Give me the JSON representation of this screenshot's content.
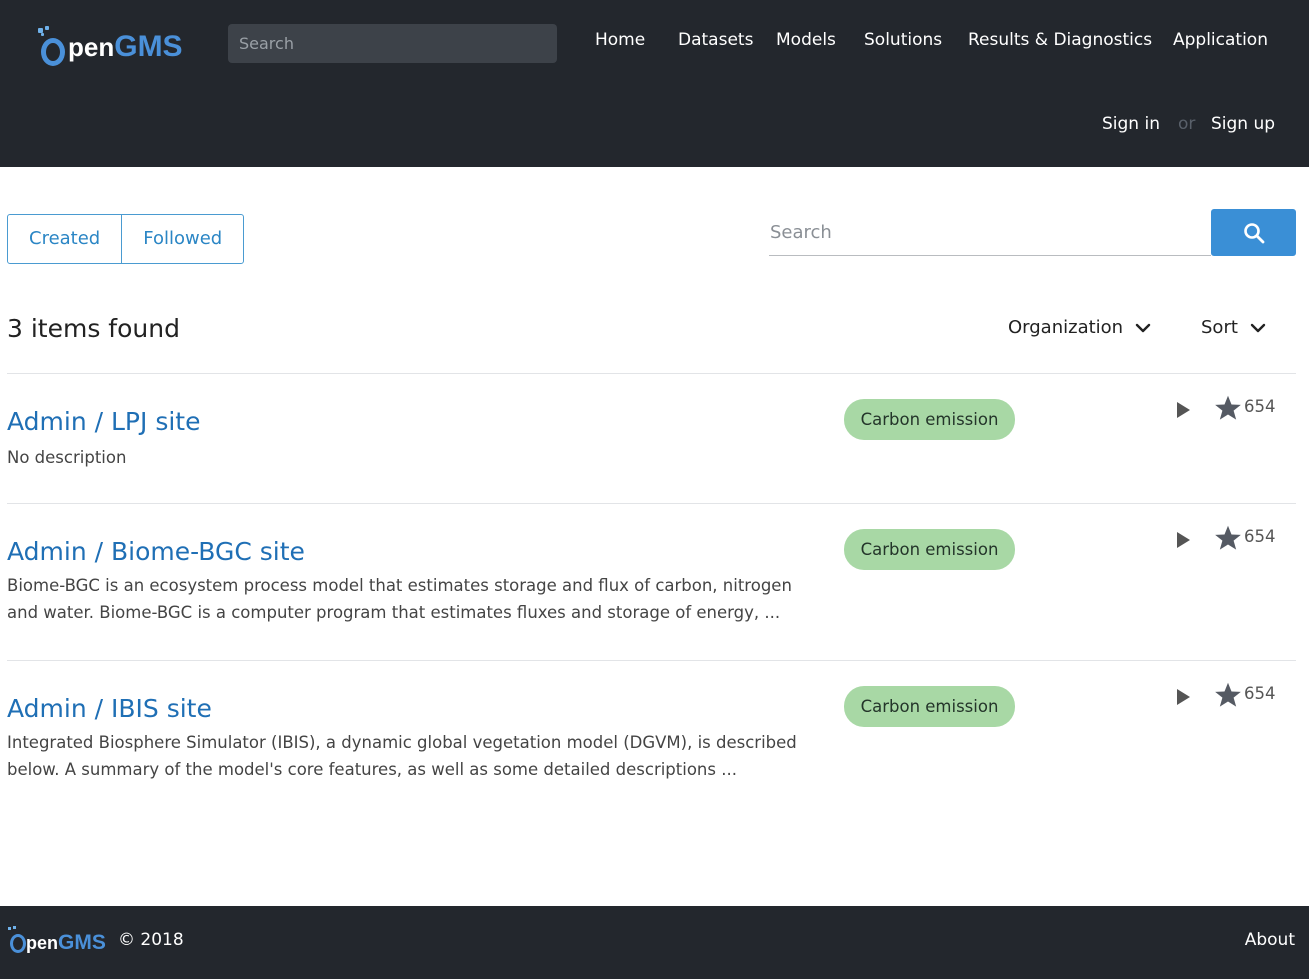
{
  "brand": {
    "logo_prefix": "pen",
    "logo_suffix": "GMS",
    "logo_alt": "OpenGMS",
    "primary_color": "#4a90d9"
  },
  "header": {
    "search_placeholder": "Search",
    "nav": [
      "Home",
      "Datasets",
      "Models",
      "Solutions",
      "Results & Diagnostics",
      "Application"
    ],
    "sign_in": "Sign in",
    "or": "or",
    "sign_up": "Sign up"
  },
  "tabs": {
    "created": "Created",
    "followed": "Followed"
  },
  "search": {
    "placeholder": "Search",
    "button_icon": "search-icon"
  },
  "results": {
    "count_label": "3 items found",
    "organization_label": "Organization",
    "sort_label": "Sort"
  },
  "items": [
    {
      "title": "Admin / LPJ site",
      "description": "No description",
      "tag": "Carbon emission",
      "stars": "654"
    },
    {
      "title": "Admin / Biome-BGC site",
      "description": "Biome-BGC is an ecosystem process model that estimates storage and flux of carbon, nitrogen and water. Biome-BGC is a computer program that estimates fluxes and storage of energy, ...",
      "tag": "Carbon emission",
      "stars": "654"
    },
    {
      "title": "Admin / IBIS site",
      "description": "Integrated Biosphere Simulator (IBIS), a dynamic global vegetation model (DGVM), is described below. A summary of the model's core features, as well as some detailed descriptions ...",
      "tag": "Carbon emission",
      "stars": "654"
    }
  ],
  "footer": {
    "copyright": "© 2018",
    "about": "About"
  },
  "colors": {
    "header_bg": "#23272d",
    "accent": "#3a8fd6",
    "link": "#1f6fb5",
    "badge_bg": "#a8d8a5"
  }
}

----------

Your copy should match the records word for word, with the pictures removed.

#### FINAL ANSWER:
Give me the JSON representation of this screenshot's content.
{
  "brand": {
    "logo_prefix": "pen",
    "logo_suffix": "GMS",
    "logo_alt": "OpenGMS",
    "primary_color": "#4a90d9"
  },
  "header": {
    "search_placeholder": "Search",
    "nav": [
      "Home",
      "Datasets",
      "Models",
      "Solutions",
      "Results & Diagnostics",
      "Application"
    ],
    "sign_in": "Sign in",
    "or": "or",
    "sign_up": "Sign up"
  },
  "tabs": {
    "created": "Created",
    "followed": "Followed"
  },
  "search": {
    "placeholder": "Search",
    "button_icon": "search-icon"
  },
  "results": {
    "count_label": "3 items found",
    "organization_label": "Organization",
    "sort_label": "Sort"
  },
  "items": [
    {
      "title": "Admin / LPJ site",
      "description": "No description",
      "tag": "Carbon emission",
      "stars": "654"
    },
    {
      "title": "Admin / Biome-BGC site",
      "description": "Biome-BGC is an ecosystem process model that estimates storage and flux of carbon, nitrogen and water. Biome-BGC is a computer program that estimates fluxes and storage of energy, ...",
      "tag": "Carbon emission",
      "stars": "654"
    },
    {
      "title": "Admin / IBIS site",
      "description": "Integrated Biosphere Simulator (IBIS), a dynamic global vegetation model (DGVM), is described below. A summary of the model's core features, as well as some detailed descriptions ...",
      "tag": "Carbon emission",
      "stars": "654"
    }
  ],
  "footer": {
    "copyright": "© 2018",
    "about": "About"
  },
  "colors": {
    "header_bg": "#23272d",
    "accent": "#3a8fd6",
    "link": "#1f6fb5",
    "badge_bg": "#a8d8a5"
  }
}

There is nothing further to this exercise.